Objective
Examine the material below and count the lines that hold the word "time". Report only the number.

Exercise material
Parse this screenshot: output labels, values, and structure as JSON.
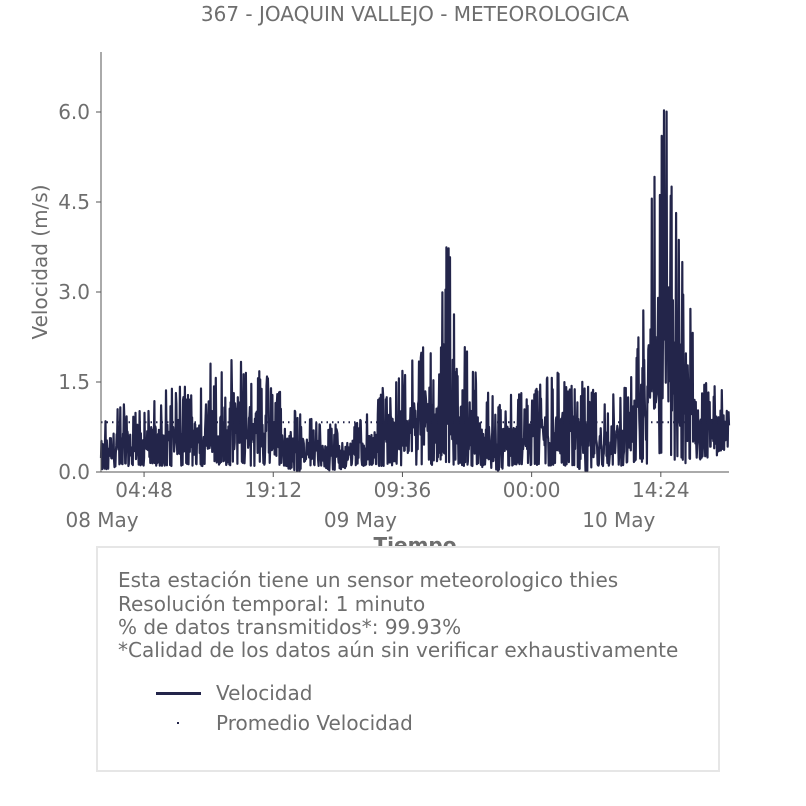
{
  "chart_data": {
    "type": "line",
    "title": "367 - JOAQUIN VALLEJO - METEOROLOGICA",
    "xlabel": "Tiempo",
    "ylabel": "Velocidad (m/s)",
    "ylim": [
      0,
      7.0
    ],
    "xlim": [
      "2024-05-08T00:00",
      "2024-05-10T22:00"
    ],
    "x_ticks": [
      {
        "time": "2024-05-08T04:48",
        "label": "04:48",
        "date_label": "08 May"
      },
      {
        "time": "2024-05-08T19:12",
        "label": "19:12",
        "date_label": ""
      },
      {
        "time": "2024-05-09T09:36",
        "label": "09:36",
        "date_label": "09 May"
      },
      {
        "time": "2024-05-10T00:00",
        "label": "00:00",
        "date_label": ""
      },
      {
        "time": "2024-05-10T14:24",
        "label": "14:24",
        "date_label": "10 May"
      }
    ],
    "y_ticks": [
      "0.0",
      "1.5",
      "3.0",
      "4.5",
      "6.0"
    ],
    "y_tick_values": [
      0,
      1.5,
      3.0,
      4.5,
      6.0
    ],
    "grid": false,
    "series": [
      {
        "name": "Velocidad",
        "color": "#23254a",
        "style": "solid",
        "x": [
          "2024-05-08T00:00",
          "2024-05-08T02:00",
          "2024-05-08T04:00",
          "2024-05-08T06:00",
          "2024-05-08T08:00",
          "2024-05-08T09:00",
          "2024-05-08T10:00",
          "2024-05-08T11:00",
          "2024-05-08T12:00",
          "2024-05-08T13:00",
          "2024-05-08T14:00",
          "2024-05-08T15:00",
          "2024-05-08T16:00",
          "2024-05-08T17:00",
          "2024-05-08T18:00",
          "2024-05-08T20:00",
          "2024-05-08T22:00",
          "2024-05-09T00:00",
          "2024-05-09T02:00",
          "2024-05-09T04:00",
          "2024-05-09T06:00",
          "2024-05-09T08:00",
          "2024-05-09T10:00",
          "2024-05-09T11:00",
          "2024-05-09T12:00",
          "2024-05-09T13:00",
          "2024-05-09T14:00",
          "2024-05-09T15:00",
          "2024-05-09T16:00",
          "2024-05-09T18:00",
          "2024-05-09T20:00",
          "2024-05-09T22:00",
          "2024-05-10T00:00",
          "2024-05-10T02:00",
          "2024-05-10T04:00",
          "2024-05-10T06:00",
          "2024-05-10T08:00",
          "2024-05-10T10:00",
          "2024-05-10T11:00",
          "2024-05-10T12:00",
          "2024-05-10T13:00",
          "2024-05-10T14:00",
          "2024-05-10T15:00",
          "2024-05-10T16:00",
          "2024-05-10T17:00",
          "2024-05-10T18:00",
          "2024-05-10T19:00",
          "2024-05-10T20:00",
          "2024-05-10T21:00",
          "2024-05-10T22:00"
        ],
        "y": [
          0.9,
          1.2,
          1.0,
          1.3,
          1.4,
          1.5,
          1.6,
          1.3,
          2.3,
          1.5,
          2.2,
          2.3,
          1.8,
          1.9,
          1.7,
          1.4,
          1.0,
          0.9,
          0.8,
          0.9,
          1.0,
          1.6,
          1.8,
          2.1,
          2.4,
          2.7,
          4.0,
          3.8,
          2.5,
          1.6,
          1.2,
          1.4,
          1.3,
          1.8,
          1.6,
          1.5,
          1.3,
          1.3,
          1.7,
          2.5,
          4.0,
          5.8,
          6.4,
          4.5,
          3.7,
          2.6,
          1.6,
          1.4,
          1.6,
          1.5
        ],
        "y_min": [
          0.0,
          0.1,
          0.1,
          0.1,
          0.1,
          0.1,
          0.1,
          0.1,
          0.1,
          0.1,
          0.1,
          0.1,
          0.1,
          0.1,
          0.1,
          0.1,
          0.0,
          0.1,
          0.0,
          0.1,
          0.1,
          0.1,
          0.1,
          0.1,
          0.1,
          0.1,
          0.2,
          0.1,
          0.1,
          0.1,
          0.0,
          0.1,
          0.1,
          0.1,
          0.1,
          0.0,
          0.1,
          0.1,
          0.1,
          0.1,
          0.1,
          0.2,
          0.3,
          0.1,
          0.1,
          0.1,
          0.2,
          0.2,
          0.3,
          0.4
        ]
      },
      {
        "name": "Promedio Velocidad",
        "color": "#23254a",
        "style": "dotted",
        "value": 0.83
      }
    ]
  },
  "info": {
    "line1": "Esta estación tiene un sensor meteorologico thies",
    "line2": "Resolución temporal: 1 minuto",
    "line3": "% de datos transmitidos*: 99.93%",
    "line4": "*Calidad de los datos aún sin verificar exhaustivamente"
  },
  "legend": {
    "velocidad": "Velocidad",
    "promedio": "Promedio Velocidad"
  }
}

Reply to the exercise
5